* [SUPPLIED ENTRIES]:
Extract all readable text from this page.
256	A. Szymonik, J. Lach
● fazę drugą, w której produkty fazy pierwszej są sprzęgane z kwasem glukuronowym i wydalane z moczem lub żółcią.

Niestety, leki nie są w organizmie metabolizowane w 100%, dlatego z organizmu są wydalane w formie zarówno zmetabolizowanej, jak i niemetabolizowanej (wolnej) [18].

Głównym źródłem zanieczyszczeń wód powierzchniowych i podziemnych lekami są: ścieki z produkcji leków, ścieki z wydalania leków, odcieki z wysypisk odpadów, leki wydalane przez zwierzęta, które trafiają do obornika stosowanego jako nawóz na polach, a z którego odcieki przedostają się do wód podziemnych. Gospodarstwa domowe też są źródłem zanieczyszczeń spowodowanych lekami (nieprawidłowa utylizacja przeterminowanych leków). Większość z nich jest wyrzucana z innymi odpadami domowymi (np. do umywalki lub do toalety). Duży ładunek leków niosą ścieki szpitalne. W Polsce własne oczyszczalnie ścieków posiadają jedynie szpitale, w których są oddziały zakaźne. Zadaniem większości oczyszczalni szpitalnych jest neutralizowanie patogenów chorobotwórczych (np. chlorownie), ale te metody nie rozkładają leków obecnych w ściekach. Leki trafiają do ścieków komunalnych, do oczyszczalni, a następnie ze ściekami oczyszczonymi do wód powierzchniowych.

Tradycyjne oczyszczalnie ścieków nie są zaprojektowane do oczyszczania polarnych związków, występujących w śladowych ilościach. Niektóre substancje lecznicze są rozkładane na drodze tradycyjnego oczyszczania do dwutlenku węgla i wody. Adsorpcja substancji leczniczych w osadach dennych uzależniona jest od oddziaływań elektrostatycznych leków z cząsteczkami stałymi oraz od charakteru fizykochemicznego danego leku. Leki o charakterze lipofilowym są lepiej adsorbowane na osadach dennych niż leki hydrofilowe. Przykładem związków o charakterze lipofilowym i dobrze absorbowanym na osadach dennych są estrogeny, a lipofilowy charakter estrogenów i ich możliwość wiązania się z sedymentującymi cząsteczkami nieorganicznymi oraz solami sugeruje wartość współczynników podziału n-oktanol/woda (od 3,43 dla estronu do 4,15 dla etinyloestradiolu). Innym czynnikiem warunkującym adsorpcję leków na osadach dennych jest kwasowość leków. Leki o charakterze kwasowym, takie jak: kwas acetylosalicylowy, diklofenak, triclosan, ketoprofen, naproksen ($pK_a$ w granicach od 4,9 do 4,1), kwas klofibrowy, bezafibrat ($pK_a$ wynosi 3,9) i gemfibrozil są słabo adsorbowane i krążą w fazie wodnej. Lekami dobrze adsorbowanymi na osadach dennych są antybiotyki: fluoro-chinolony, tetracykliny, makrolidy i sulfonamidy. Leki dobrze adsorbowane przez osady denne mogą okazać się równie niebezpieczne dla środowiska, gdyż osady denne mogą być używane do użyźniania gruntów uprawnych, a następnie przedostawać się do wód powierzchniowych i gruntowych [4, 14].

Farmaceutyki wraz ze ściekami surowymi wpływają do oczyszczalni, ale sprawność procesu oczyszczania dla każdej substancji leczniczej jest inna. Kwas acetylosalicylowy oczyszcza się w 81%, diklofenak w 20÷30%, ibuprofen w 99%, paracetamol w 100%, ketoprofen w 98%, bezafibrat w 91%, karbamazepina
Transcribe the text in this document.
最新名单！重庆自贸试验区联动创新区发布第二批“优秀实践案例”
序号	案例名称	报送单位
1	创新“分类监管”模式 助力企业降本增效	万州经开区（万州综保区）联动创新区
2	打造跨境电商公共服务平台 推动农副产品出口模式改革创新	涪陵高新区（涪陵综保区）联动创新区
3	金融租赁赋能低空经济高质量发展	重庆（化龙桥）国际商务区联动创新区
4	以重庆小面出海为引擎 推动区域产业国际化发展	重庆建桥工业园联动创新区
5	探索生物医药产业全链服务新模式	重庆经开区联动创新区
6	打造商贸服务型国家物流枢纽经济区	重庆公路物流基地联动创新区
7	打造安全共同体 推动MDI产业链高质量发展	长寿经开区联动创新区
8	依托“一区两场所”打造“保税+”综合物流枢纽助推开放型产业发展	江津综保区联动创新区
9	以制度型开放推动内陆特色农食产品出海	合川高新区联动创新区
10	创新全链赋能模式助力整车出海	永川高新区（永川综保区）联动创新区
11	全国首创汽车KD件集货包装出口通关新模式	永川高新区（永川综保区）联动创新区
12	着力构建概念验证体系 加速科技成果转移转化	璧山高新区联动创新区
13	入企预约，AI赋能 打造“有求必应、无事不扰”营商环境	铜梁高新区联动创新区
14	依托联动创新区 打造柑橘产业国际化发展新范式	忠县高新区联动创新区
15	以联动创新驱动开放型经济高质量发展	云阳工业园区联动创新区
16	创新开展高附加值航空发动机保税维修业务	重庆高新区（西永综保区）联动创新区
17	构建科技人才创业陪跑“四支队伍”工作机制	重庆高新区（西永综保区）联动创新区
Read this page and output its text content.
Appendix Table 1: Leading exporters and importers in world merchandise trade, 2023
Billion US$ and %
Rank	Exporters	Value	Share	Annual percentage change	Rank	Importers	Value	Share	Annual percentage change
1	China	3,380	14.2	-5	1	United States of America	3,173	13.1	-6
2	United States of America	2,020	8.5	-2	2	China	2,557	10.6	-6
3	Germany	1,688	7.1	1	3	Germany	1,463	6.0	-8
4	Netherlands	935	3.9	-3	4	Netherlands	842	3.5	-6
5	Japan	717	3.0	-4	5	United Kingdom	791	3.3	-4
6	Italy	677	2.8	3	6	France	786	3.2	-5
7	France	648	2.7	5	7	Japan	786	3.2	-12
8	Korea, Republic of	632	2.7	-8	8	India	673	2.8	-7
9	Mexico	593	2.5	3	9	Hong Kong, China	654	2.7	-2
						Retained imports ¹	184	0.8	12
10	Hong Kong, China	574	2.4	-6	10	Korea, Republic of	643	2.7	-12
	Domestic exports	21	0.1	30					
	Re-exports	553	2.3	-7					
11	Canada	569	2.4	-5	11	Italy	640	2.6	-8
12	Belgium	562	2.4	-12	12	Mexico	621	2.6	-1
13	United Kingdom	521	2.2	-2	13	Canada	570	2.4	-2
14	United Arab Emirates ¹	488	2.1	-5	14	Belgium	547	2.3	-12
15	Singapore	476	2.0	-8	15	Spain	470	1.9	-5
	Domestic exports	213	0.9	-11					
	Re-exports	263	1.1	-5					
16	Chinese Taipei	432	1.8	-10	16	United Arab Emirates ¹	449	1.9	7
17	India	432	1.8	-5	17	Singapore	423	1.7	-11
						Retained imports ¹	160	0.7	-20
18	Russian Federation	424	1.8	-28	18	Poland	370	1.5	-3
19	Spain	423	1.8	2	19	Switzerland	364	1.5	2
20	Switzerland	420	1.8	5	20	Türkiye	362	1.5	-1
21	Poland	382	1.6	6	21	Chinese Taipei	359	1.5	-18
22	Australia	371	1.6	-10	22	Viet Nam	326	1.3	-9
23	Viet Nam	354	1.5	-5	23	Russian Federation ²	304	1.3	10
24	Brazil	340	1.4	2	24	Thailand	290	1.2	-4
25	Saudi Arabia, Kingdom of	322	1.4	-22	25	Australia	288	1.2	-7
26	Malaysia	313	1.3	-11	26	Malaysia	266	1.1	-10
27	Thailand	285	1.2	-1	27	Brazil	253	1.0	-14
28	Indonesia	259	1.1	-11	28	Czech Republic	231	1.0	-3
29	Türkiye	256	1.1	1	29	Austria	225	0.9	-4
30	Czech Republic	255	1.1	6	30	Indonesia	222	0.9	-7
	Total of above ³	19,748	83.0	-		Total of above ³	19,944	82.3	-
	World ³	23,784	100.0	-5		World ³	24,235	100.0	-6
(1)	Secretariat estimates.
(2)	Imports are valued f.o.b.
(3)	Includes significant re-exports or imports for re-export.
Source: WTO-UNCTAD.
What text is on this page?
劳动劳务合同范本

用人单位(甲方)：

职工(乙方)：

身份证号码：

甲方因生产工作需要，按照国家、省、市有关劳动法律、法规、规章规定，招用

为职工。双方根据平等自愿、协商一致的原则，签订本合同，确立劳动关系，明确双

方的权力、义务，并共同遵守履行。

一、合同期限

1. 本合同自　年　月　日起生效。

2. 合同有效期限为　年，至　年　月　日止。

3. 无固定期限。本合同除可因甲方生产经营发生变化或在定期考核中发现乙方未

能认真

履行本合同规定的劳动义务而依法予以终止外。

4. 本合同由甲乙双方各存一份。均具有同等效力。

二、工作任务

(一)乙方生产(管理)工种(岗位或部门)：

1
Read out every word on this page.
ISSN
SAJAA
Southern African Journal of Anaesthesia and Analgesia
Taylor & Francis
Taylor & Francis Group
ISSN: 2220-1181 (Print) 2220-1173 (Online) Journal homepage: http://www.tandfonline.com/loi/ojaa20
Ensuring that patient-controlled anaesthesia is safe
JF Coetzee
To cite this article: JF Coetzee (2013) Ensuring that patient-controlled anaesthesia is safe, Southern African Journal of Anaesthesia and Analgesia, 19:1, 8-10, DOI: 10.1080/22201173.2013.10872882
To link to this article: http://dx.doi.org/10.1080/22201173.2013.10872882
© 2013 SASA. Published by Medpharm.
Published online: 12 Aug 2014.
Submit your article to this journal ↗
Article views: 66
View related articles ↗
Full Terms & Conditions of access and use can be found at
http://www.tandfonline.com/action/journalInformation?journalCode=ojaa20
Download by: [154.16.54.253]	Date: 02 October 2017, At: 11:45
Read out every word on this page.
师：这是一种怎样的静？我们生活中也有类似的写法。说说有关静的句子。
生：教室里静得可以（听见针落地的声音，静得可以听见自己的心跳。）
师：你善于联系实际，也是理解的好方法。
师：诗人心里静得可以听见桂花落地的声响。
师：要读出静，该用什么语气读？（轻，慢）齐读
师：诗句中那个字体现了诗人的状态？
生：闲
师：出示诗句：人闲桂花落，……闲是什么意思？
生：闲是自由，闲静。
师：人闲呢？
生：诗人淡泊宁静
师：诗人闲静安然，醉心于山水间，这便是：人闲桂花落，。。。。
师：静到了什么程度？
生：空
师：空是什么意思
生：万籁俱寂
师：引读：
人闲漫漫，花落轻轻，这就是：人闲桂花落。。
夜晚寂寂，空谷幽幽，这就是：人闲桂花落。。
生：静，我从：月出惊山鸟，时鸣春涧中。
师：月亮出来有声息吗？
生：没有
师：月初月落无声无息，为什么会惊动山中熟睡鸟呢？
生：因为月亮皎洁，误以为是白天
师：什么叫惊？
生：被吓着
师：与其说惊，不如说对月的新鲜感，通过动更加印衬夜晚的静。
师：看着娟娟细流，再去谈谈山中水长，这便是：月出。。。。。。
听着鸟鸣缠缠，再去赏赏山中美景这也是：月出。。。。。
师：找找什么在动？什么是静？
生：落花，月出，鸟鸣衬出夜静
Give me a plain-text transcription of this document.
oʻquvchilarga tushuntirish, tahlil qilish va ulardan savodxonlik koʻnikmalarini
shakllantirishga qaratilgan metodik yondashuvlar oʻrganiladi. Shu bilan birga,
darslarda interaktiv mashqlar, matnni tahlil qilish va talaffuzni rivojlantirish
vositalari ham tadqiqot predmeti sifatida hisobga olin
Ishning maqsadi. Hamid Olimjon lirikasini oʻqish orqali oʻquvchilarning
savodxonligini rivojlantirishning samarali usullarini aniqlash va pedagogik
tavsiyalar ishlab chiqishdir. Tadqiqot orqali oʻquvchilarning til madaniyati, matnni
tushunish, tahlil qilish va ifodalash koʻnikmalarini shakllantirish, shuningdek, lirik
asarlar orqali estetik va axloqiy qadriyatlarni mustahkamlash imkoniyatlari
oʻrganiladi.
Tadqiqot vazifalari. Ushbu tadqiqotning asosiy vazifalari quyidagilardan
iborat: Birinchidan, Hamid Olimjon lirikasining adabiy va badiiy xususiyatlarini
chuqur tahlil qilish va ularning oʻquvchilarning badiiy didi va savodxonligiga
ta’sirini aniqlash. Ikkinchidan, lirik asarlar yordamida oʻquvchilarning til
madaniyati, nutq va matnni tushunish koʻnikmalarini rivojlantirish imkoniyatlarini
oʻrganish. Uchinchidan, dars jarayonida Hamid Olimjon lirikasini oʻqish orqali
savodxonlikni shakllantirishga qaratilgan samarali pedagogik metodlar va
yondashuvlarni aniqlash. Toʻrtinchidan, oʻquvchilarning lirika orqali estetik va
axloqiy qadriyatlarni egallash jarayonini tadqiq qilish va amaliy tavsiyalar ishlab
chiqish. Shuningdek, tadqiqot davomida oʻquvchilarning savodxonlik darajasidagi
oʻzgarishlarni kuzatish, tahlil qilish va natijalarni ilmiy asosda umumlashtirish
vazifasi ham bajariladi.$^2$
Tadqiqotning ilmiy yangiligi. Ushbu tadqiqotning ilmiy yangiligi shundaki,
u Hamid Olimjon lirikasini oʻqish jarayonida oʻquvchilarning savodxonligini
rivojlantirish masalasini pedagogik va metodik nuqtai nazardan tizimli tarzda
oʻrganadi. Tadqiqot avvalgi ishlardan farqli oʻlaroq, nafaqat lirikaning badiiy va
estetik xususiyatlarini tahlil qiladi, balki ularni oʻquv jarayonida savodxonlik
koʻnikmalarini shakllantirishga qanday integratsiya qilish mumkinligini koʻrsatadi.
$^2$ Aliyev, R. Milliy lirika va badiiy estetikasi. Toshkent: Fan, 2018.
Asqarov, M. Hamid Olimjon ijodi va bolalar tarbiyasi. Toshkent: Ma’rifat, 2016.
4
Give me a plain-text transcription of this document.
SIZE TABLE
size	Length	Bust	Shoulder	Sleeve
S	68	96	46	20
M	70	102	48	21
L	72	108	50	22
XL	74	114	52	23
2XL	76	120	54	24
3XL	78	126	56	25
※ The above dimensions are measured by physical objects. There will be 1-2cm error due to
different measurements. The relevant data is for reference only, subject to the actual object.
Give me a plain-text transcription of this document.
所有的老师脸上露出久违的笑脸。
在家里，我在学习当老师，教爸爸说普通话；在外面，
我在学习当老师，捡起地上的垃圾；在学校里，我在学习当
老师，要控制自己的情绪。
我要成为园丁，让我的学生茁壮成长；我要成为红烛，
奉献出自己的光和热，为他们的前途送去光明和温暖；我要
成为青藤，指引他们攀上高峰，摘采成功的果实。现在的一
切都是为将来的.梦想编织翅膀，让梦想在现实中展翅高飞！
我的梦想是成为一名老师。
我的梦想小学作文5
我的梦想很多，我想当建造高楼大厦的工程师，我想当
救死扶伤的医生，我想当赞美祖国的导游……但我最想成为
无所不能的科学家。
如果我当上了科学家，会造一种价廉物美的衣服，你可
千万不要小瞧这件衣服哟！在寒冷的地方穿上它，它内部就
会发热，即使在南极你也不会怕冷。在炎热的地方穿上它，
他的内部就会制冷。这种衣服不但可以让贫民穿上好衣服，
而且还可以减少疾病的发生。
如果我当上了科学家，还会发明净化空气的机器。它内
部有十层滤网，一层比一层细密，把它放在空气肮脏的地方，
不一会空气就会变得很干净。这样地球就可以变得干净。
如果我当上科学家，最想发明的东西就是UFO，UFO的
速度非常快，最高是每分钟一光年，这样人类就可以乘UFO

* [STATED GOAL]: Give the count of lines holding the word "Switzerland", with no other words.

* [RESULT OF THIS EXERCISE]: 2